**TASK**. Reproduce all the entries exactly and keep the pictures out.

Recorded data
****

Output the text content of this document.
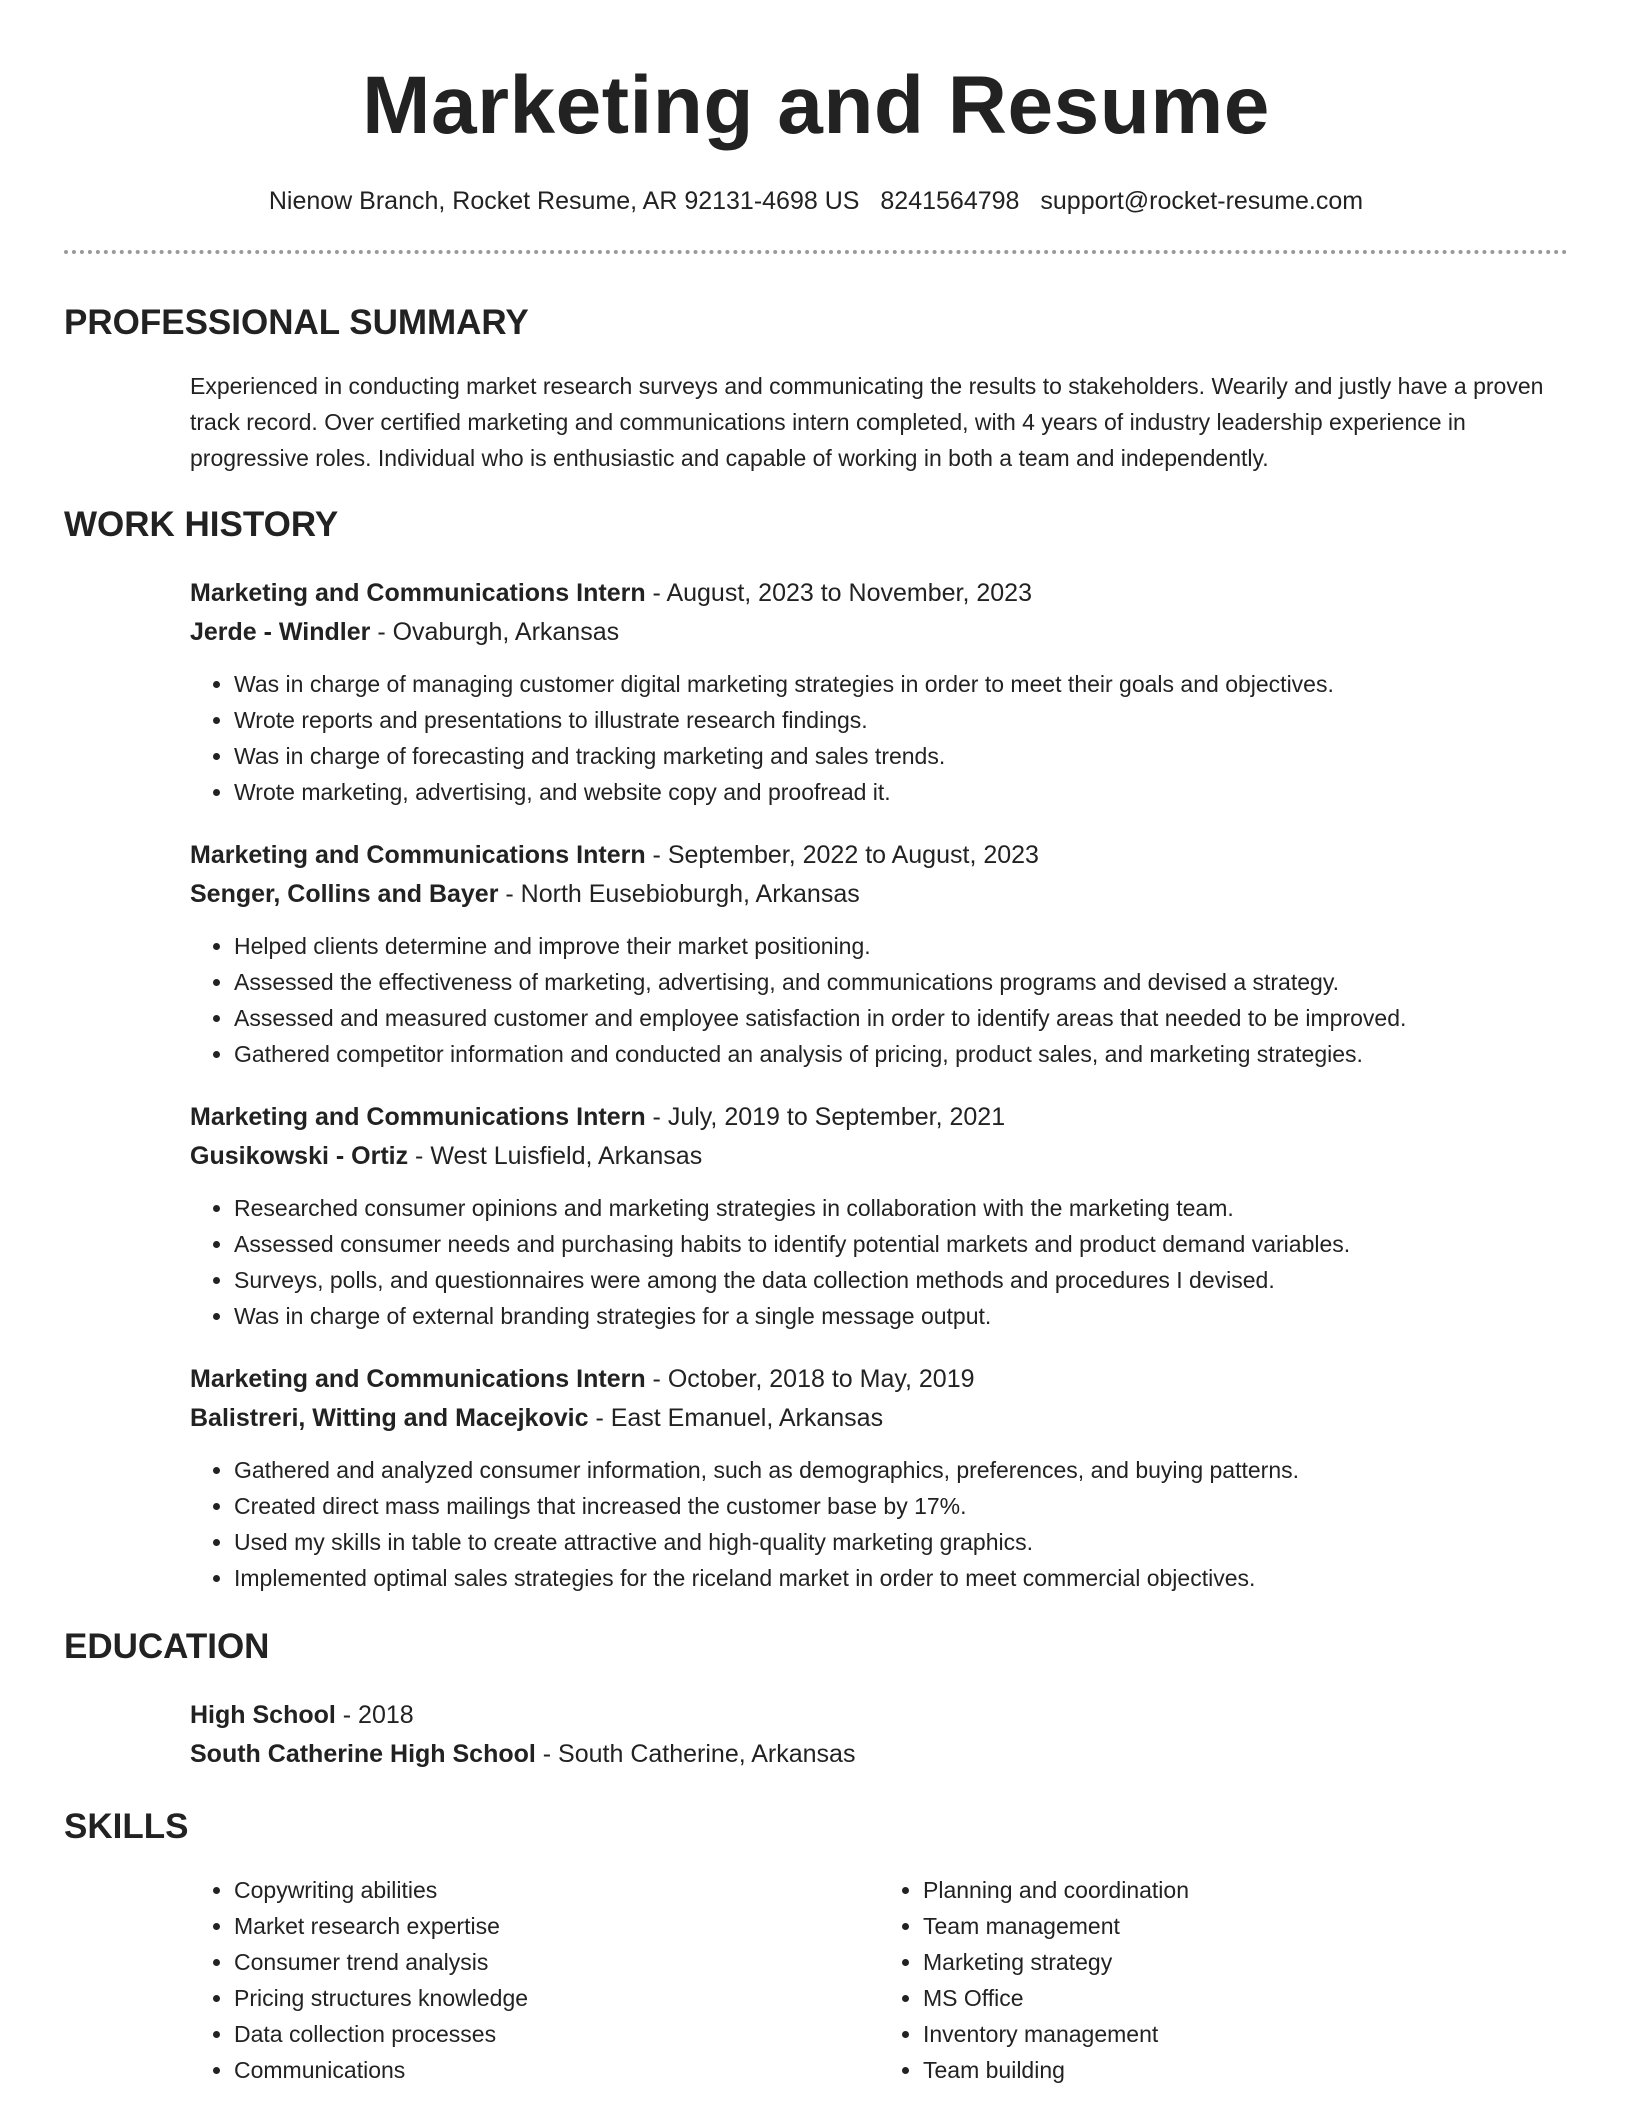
Marketing and Resume
Nienow Branch, Rocket Resume, AR 92131-4698 US 8241564798 support@rocket-resume.com
PROFESSIONAL SUMMARY
Experienced in conducting market research surveys and communicating the results to stakeholders. Wearily and justly have a proven track record. Over certified marketing and communications intern completed, with 4 years of industry leadership experience in progressive roles. Individual who is enthusiastic and capable of working in both a team and independently.
WORK HISTORY
Marketing and Communications Intern - August, 2023 to November, 2023
Jerde - Windler - Ovaburgh, Arkansas
• Was in charge of managing customer digital marketing strategies in order to meet their goals and objectives.
• Wrote reports and presentations to illustrate research findings.
• Was in charge of forecasting and tracking marketing and sales trends.
• Wrote marketing, advertising, and website copy and proofread it.
Marketing and Communications Intern - September, 2022 to August, 2023
Senger, Collins and Bayer - North Eusebioburgh, Arkansas
• Helped clients determine and improve their market positioning.
• Assessed the effectiveness of marketing, advertising, and communications programs and devised a strategy.
• Assessed and measured customer and employee satisfaction in order to identify areas that needed to be improved.
• Gathered competitor information and conducted an analysis of pricing, product sales, and marketing strategies.
Marketing and Communications Intern - July, 2019 to September, 2021
Gusikowski - Ortiz - West Luisfield, Arkansas
• Researched consumer opinions and marketing strategies in collaboration with the marketing team.
• Assessed consumer needs and purchasing habits to identify potential markets and product demand variables.
• Surveys, polls, and questionnaires were among the data collection methods and procedures I devised.
• Was in charge of external branding strategies for a single message output.
Marketing and Communications Intern - October, 2018 to May, 2019
Balistreri, Witting and Macejkovic - East Emanuel, Arkansas
• Gathered and analyzed consumer information, such as demographics, preferences, and buying patterns.
• Created direct mass mailings that increased the customer base by 17%.
• Used my skills in table to create attractive and high-quality marketing graphics.
• Implemented optimal sales strategies for the riceland market in order to meet commercial objectives.
EDUCATION
High School - 2018
South Catherine High School - South Catherine, Arkansas
SKILLS
• Copywriting abilities
• Market research expertise
• Consumer trend analysis
• Pricing structures knowledge
• Data collection processes
• Communications
• Planning and coordination
• Team management
• Marketing strategy
• MS Office
• Inventory management
• Team building
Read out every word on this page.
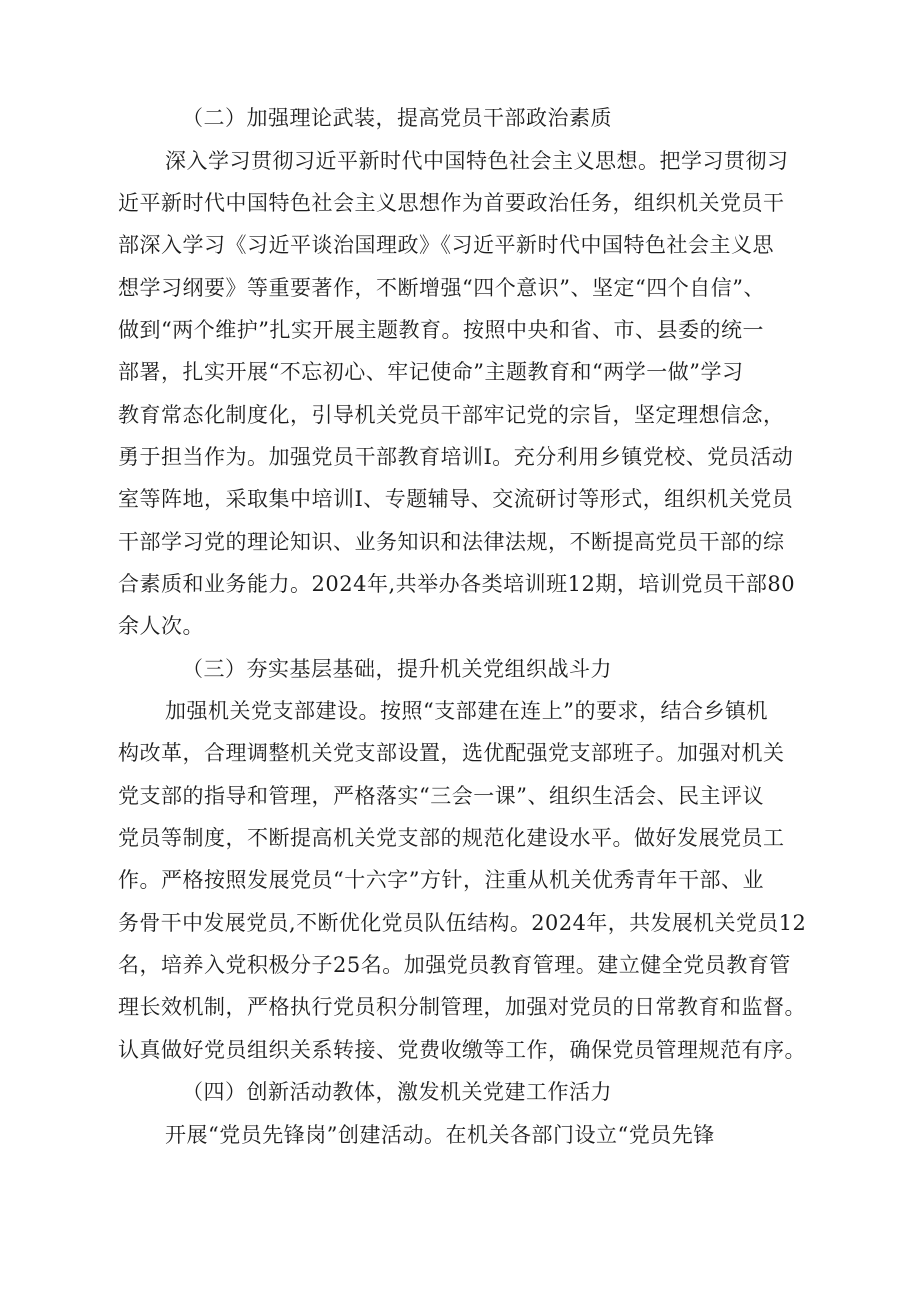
（二）加强理论武装，提高党员干部政治素质
深入学习贯彻习近平新时代中国特色社会主义思想。把学习贯彻习
近平新时代中国特色社会主义思想作为首要政治任务，组织机关党员干
部深入学习《习近平谈治国理政》《习近平新时代中国特色社会主义思
想学习纲要》等重要著作，不断增强“四个意识”、坚定“四个自信”、
做到“两个维护”扎实开展主题教育。按照中央和省、市、县委的统一
部署，扎实开展“不忘初心、牢记使命”主题教育和“两学一做”学习
教育常态化制度化，引导机关党员干部牢记党的宗旨，坚定理想信念，
勇于担当作为。加强党员干部教育培训I。充分利用乡镇党校、党员活动
室等阵地，采取集中培训I、专题辅导、交流研讨等形式，组织机关党员
干部学习党的理论知识、业务知识和法律法规，不断提高党员干部的综
合素质和业务能力。2024年,共举办各类培训班12期，培训党员干部80
余人次。
（三）夯实基层基础，提升机关党组织战斗力
加强机关党支部建设。按照“支部建在连上”的要求，结合乡镇机
构改革，合理调整机关党支部设置，选优配强党支部班子。加强对机关
党支部的指导和管理，严格落实“三会一课”、组织生活会、民主评议
党员等制度，不断提高机关党支部的规范化建设水平。做好发展党员工
作。严格按照发展党员“十六字”方针，注重从机关优秀青年干部、业
务骨干中发展党员,不断优化党员队伍结构。2024年，共发展机关党员12
名，培养入党积极分子25名。加强党员教育管理。建立健全党员教育管
理长效机制，严格执行党员积分制管理，加强对党员的日常教育和监督。
认真做好党员组织关系转接、党费收缴等工作，确保党员管理规范有序。
（四）创新活动教体，激发机关党建工作活力
开展“党员先锋岗”创建活动。在机关各部门设立“党员先锋
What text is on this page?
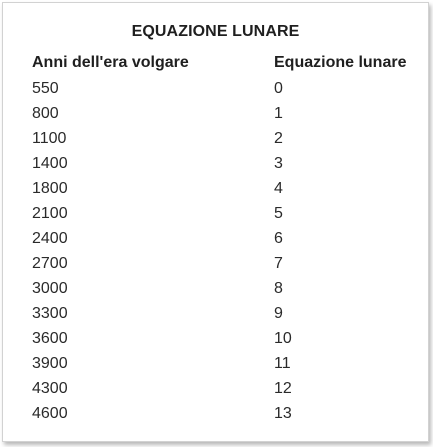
EQUAZIONE LUNARE
Anni dell'era volgare	Equazione lunare
550	0
800	1
1100	2
1400	3
1800	4
2100	5
2400	6
2700	7
3000	8
3300	9
3600	10
3900	11
4300	12
4600	13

****

**RESPONSE**.
Output the text content of this document.
Marketing and Resume
Nienow Branch, Rocket Resume, AR 92131-4698 US 8241564798 support@rocket-resume.com
PROFESSIONAL SUMMARY
Experienced in conducting market research surveys and communicating the results to stakeholders. Wearily and justly have a proven track record. Over certified marketing and communications intern completed, with 4 years of industry leadership experience in progressive roles. Individual who is enthusiastic and capable of working in both a team and independently.
WORK HISTORY
Marketing and Communications Intern - August, 2023 to November, 2023
Jerde - Windler - Ovaburgh, Arkansas
• Was in charge of managing customer digital marketing strategies in order to meet their goals and objectives.
• Wrote reports and presentations to illustrate research findings.
• Was in charge of forecasting and tracking marketing and sales trends.
• Wrote marketing, advertising, and website copy and proofread it.
Marketing and Communications Intern - September, 2022 to August, 2023
Senger, Collins and Bayer - North Eusebioburgh, Arkansas
• Helped clients determine and improve their market positioning.
• Assessed the effectiveness of marketing, advertising, and communications programs and devised a strategy.
• Assessed and measured customer and employee satisfaction in order to identify areas that needed to be improved.
• Gathered competitor information and conducted an analysis of pricing, product sales, and marketing strategies.
Marketing and Communications Intern - July, 2019 to September, 2021
Gusikowski - Ortiz - West Luisfield, Arkansas
• Researched consumer opinions and marketing strategies in collaboration with the marketing team.
• Assessed consumer needs and purchasing habits to identify potential markets and product demand variables.
• Surveys, polls, and questionnaires were among the data collection methods and procedures I devised.
• Was in charge of external branding strategies for a single message output.
Marketing and Communications Intern - October, 2018 to May, 2019
Balistreri, Witting and Macejkovic - East Emanuel, Arkansas
• Gathered and analyzed consumer information, such as demographics, preferences, and buying patterns.
• Created direct mass mailings that increased the customer base by 17%.
• Used my skills in table to create attractive and high-quality marketing graphics.
• Implemented optimal sales strategies for the riceland market in order to meet commercial objectives.
EDUCATION
High School - 2018
South Catherine High School - South Catherine, Arkansas
SKILLS
• Copywriting abilities
• Market research expertise
• Consumer trend analysis
• Pricing structures knowledge
• Data collection processes
• Communications
• Planning and coordination
• Team management
• Marketing strategy
• MS Office
• Inventory management
• Team building
Read out every word on this page.
（二）加强理论武装，提高党员干部政治素质
深入学习贯彻习近平新时代中国特色社会主义思想。把学习贯彻习
近平新时代中国特色社会主义思想作为首要政治任务，组织机关党员干
部深入学习《习近平谈治国理政》《习近平新时代中国特色社会主义思
想学习纲要》等重要著作，不断增强“四个意识”、坚定“四个自信”、
做到“两个维护”扎实开展主题教育。按照中央和省、市、县委的统一
部署，扎实开展“不忘初心、牢记使命”主题教育和“两学一做”学习
教育常态化制度化，引导机关党员干部牢记党的宗旨，坚定理想信念，
勇于担当作为。加强党员干部教育培训I。充分利用乡镇党校、党员活动
室等阵地，采取集中培训I、专题辅导、交流研讨等形式，组织机关党员
干部学习党的理论知识、业务知识和法律法规，不断提高党员干部的综
合素质和业务能力。2024年,共举办各类培训班12期，培训党员干部80
余人次。
（三）夯实基层基础，提升机关党组织战斗力
加强机关党支部建设。按照“支部建在连上”的要求，结合乡镇机
构改革，合理调整机关党支部设置，选优配强党支部班子。加强对机关
党支部的指导和管理，严格落实“三会一课”、组织生活会、民主评议
党员等制度，不断提高机关党支部的规范化建设水平。做好发展党员工
作。严格按照发展党员“十六字”方针，注重从机关优秀青年干部、业
务骨干中发展党员,不断优化党员队伍结构。2024年，共发展机关党员12
名，培养入党积极分子25名。加强党员教育管理。建立健全党员教育管
理长效机制，严格执行党员积分制管理，加强对党员的日常教育和监督。
认真做好党员组织关系转接、党费收缴等工作，确保党员管理规范有序。
（四）创新活动教体，激发机关党建工作活力
开展“党员先锋岗”创建活动。在机关各部门设立“党员先锋
What text is on this page?
EQUAZIONE LUNARE
Anni dell'era volgare	Equazione lunare
550	0
800	1
1100	2
1400	3
1800	4
2100	5
2400	6
2700	7
3000	8
3300	9
3600	10
3900	11
4300	12
4600	13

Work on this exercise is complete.